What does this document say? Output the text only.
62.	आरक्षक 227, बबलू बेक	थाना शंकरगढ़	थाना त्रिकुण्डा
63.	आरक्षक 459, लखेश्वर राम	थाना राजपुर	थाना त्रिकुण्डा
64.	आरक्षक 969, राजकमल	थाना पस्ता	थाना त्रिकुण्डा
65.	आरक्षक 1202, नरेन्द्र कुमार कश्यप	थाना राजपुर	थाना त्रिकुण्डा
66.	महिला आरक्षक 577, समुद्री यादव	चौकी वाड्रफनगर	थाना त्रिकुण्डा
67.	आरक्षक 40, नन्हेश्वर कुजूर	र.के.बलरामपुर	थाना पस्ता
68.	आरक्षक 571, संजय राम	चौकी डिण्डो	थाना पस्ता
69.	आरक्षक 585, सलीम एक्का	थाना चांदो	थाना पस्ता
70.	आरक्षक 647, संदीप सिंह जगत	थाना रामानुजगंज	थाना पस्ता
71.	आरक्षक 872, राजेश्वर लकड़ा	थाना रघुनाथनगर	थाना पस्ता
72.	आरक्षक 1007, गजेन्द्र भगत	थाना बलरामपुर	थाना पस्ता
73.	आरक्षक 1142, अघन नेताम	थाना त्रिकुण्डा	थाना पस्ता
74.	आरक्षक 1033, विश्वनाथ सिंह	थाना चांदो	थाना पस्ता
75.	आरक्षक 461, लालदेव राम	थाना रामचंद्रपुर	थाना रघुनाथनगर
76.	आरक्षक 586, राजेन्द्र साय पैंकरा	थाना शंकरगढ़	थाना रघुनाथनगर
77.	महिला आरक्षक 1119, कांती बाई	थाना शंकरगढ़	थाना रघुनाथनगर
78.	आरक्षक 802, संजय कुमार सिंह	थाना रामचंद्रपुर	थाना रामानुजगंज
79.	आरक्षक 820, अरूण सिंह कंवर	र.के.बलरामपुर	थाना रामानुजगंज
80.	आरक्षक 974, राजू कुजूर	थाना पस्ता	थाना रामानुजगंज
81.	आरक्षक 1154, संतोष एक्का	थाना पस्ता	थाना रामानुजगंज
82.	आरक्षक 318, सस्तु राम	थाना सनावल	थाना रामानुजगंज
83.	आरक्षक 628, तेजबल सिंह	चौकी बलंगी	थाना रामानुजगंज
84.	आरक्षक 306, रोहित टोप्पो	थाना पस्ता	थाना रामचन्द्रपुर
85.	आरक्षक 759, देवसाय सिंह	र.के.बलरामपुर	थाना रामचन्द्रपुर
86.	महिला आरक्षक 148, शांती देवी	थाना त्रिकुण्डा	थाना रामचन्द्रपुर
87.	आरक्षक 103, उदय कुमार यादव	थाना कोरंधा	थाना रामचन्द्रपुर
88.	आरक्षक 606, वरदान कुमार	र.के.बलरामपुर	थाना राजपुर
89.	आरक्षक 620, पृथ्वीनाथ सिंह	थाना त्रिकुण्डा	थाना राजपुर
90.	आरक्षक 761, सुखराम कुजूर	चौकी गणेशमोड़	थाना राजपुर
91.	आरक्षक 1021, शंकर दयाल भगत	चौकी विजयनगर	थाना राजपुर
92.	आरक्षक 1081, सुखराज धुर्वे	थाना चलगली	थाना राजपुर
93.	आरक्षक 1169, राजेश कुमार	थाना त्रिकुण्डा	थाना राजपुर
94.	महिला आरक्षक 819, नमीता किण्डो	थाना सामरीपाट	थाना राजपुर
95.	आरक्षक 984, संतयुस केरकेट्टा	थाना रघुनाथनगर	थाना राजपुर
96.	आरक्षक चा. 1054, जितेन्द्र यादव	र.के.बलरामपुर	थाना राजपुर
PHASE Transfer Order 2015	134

Work required
Faithfully reproduce all of the records, character for character.

Right answer
What does this document say? Output the text only.
62.	आरक्षक 227, बबलू बेक	थाना शंकरगढ़	थाना त्रिकुण्डा
63.	आरक्षक 459, लखेश्वर राम	थाना राजपुर	थाना त्रिकुण्डा
64.	आरक्षक 969, राजकमल	थाना पस्ता	थाना त्रिकुण्डा
65.	आरक्षक 1202, नरेन्द्र कुमार कश्यप	थाना राजपुर	थाना त्रिकुण्डा
66.	महिला आरक्षक 577, समुद्री यादव	चौकी वाड्रफनगर	थाना त्रिकुण्डा
67.	आरक्षक 40, नन्हेश्वर कुजूर	र.के.बलरामपुर	थाना पस्ता
68.	आरक्षक 571, संजय राम	चौकी डिण्डो	थाना पस्ता
69.	आरक्षक 585, सलीम एक्का	थाना चांदो	थाना पस्ता
70.	आरक्षक 647, संदीप सिंह जगत	थाना रामानुजगंज	थाना पस्ता
71.	आरक्षक 872, राजेश्वर लकड़ा	थाना रघुनाथनगर	थाना पस्ता
72.	आरक्षक 1007, गजेन्द्र भगत	थाना बलरामपुर	थाना पस्ता
73.	आरक्षक 1142, अघन नेताम	थाना त्रिकुण्डा	थाना पस्ता
74.	आरक्षक 1033, विश्वनाथ सिंह	थाना चांदो	थाना पस्ता
75.	आरक्षक 461, लालदेव राम	थाना रामचंद्रपुर	थाना रघुनाथनगर
76.	आरक्षक 586, राजेन्द्र साय पैंकरा	थाना शंकरगढ़	थाना रघुनाथनगर
77.	महिला आरक्षक 1119, कांती बाई	थाना शंकरगढ़	थाना रघुनाथनगर
78.	आरक्षक 802, संजय कुमार सिंह	थाना रामचंद्रपुर	थाना रामानुजगंज
79.	आरक्षक 820, अरूण सिंह कंवर	र.के.बलरामपुर	थाना रामानुजगंज
80.	आरक्षक 974, राजू कुजूर	थाना पस्ता	थाना रामानुजगंज
81.	आरक्षक 1154, संतोष एक्का	थाना पस्ता	थाना रामानुजगंज
82.	आरक्षक 318, सस्तु राम	थाना सनावल	थाना रामानुजगंज
83.	आरक्षक 628, तेजबल सिंह	चौकी बलंगी	थाना रामानुजगंज
84.	आरक्षक 306, रोहित टोप्पो	थाना पस्ता	थाना रामचन्द्रपुर
85.	आरक्षक 759, देवसाय सिंह	र.के.बलरामपुर	थाना रामचन्द्रपुर
86.	महिला आरक्षक 148, शांती देवी	थाना त्रिकुण्डा	थाना रामचन्द्रपुर
87.	आरक्षक 103, उदय कुमार यादव	थाना कोरंधा	थाना रामचन्द्रपुर
88.	आरक्षक 606, वरदान कुमार	र.के.बलरामपुर	थाना राजपुर
89.	आरक्षक 620, पृथ्वीनाथ सिंह	थाना त्रिकुण्डा	थाना राजपुर
90.	आरक्षक 761, सुखराम कुजूर	चौकी गणेशमोड़	थाना राजपुर
91.	आरक्षक 1021, शंकर दयाल भगत	चौकी विजयनगर	थाना राजपुर
92.	आरक्षक 1081, सुखराज धुर्वे	थाना चलगली	थाना राजपुर
93.	आरक्षक 1169, राजेश कुमार	थाना त्रिकुण्डा	थाना राजपुर
94.	महिला आरक्षक 819, नमीता किण्डो	थाना सामरीपाट	थाना राजपुर
95.	आरक्षक 984, संतयुस केरकेट्टा	थाना रघुनाथनगर	थाना राजपुर
96.	आरक्षक चा. 1054, जितेन्द्र यादव	र.के.बलरामपुर	थाना राजपुर
PHASE Transfer Order 2015	134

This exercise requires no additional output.